- Task statement -
Locate each line containing the string "Howard" and copy it out.

────────

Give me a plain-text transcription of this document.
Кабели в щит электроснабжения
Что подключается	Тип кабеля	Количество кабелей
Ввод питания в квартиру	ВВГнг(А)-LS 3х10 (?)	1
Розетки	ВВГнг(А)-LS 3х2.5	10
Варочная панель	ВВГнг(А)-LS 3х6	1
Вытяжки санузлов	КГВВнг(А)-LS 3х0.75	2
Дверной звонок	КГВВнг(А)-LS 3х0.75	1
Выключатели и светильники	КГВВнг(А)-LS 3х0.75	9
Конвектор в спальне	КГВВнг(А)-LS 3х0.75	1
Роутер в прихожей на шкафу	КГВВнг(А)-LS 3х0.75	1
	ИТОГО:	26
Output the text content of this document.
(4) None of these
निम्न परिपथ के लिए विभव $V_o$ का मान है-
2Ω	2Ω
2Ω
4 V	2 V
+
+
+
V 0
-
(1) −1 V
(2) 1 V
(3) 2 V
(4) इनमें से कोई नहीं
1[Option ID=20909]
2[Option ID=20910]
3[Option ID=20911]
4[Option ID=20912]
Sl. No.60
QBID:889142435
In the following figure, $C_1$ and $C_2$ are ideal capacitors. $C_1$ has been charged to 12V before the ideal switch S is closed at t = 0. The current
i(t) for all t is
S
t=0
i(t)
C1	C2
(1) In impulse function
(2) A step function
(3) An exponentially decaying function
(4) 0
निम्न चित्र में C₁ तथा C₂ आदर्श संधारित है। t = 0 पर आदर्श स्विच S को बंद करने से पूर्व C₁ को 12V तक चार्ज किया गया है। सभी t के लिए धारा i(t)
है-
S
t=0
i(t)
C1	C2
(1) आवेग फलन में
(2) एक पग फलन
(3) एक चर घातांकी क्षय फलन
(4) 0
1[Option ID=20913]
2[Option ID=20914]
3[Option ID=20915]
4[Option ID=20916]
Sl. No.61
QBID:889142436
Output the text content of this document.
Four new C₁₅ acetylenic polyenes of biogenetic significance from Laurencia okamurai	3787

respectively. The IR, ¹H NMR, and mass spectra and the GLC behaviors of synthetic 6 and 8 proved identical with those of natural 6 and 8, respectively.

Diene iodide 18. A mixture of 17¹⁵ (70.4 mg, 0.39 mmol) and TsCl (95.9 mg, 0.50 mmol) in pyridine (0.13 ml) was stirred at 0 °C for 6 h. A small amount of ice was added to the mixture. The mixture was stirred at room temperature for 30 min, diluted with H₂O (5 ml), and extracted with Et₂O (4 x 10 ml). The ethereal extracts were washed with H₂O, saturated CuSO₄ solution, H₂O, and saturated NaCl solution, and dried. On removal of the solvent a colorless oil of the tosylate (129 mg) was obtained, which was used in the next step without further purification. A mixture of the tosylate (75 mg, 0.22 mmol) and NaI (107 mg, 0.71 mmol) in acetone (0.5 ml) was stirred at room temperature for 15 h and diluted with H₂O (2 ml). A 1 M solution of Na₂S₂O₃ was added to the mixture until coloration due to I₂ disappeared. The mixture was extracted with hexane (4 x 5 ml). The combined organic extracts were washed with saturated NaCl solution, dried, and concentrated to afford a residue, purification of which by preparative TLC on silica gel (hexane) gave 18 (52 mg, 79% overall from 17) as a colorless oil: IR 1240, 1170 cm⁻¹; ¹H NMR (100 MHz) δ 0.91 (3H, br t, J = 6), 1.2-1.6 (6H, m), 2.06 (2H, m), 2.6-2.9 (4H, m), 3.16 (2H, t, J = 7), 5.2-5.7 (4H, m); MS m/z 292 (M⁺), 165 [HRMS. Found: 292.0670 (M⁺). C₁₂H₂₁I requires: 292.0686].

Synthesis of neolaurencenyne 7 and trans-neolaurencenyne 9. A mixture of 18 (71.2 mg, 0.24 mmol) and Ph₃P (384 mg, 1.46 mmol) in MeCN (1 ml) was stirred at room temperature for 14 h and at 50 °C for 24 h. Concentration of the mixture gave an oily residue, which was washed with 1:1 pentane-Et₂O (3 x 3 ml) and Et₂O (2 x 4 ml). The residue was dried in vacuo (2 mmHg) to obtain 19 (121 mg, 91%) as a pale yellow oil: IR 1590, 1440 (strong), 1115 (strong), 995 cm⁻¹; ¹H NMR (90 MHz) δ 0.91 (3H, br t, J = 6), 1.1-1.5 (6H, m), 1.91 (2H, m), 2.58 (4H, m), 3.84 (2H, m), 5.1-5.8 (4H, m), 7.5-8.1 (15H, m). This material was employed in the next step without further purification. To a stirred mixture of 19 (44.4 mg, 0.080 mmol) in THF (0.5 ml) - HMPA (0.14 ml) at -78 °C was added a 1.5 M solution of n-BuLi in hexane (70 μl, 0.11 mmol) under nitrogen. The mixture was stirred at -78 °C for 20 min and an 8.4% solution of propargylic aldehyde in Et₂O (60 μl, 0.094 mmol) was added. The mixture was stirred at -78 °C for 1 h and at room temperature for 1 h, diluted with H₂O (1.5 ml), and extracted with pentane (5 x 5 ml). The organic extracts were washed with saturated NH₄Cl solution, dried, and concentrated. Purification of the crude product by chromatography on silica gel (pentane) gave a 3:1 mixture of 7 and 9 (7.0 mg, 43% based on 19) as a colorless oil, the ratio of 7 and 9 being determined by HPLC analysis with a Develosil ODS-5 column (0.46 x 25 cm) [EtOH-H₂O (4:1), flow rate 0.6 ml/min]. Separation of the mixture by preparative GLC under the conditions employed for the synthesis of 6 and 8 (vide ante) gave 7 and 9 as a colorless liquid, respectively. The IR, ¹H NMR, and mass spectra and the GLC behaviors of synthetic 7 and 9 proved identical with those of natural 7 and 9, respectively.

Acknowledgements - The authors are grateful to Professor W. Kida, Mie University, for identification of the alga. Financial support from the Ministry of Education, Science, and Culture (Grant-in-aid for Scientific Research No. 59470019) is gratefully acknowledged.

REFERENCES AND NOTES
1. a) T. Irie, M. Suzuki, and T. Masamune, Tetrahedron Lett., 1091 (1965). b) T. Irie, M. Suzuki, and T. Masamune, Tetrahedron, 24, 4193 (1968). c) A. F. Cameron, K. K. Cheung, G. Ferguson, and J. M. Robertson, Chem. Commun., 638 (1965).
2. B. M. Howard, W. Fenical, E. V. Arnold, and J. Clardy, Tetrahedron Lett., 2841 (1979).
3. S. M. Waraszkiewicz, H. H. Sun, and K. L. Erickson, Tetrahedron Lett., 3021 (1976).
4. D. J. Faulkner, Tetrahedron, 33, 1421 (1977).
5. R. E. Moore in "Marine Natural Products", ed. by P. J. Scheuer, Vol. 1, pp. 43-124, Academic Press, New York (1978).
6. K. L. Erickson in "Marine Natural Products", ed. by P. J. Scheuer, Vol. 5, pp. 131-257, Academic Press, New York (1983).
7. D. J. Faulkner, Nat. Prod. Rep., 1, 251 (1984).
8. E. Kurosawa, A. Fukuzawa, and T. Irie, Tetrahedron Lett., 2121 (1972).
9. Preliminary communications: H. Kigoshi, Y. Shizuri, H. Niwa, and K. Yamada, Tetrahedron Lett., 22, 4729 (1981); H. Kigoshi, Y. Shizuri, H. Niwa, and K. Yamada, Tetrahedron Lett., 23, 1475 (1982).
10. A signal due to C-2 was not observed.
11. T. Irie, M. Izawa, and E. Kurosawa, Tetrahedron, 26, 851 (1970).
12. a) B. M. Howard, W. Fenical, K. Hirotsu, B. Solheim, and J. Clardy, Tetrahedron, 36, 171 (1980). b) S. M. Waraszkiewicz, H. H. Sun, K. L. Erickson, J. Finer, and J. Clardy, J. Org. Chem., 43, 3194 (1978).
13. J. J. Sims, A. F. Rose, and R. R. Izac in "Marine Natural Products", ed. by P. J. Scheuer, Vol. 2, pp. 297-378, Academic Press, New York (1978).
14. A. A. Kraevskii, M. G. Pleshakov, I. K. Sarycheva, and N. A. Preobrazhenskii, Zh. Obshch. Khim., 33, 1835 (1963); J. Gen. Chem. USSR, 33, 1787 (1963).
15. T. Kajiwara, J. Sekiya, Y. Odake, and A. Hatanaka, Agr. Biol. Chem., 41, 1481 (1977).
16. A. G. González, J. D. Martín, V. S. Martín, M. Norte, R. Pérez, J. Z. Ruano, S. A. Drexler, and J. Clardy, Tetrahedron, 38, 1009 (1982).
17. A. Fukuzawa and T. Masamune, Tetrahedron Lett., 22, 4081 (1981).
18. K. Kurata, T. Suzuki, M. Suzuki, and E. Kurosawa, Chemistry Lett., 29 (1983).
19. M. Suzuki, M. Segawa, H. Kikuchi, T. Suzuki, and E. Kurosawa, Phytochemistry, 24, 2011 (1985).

────────

- In response -
2. B. M. Howard, W. Fenical, E. V. Arnold, and J. Clardy, Tetrahedron Lett., 2841 (1979).
12. a) B. M. Howard, W. Fenical, K. Hirotsu, B. Solheim, and J. Clardy, Tetrahedron, 36, 171 (1980). b) S. M. Waraszkiewicz, H. H. Sun, K. L. Erickson, J. Finer, and J. Clardy, J. Org. Chem., 43, 3194 (1978).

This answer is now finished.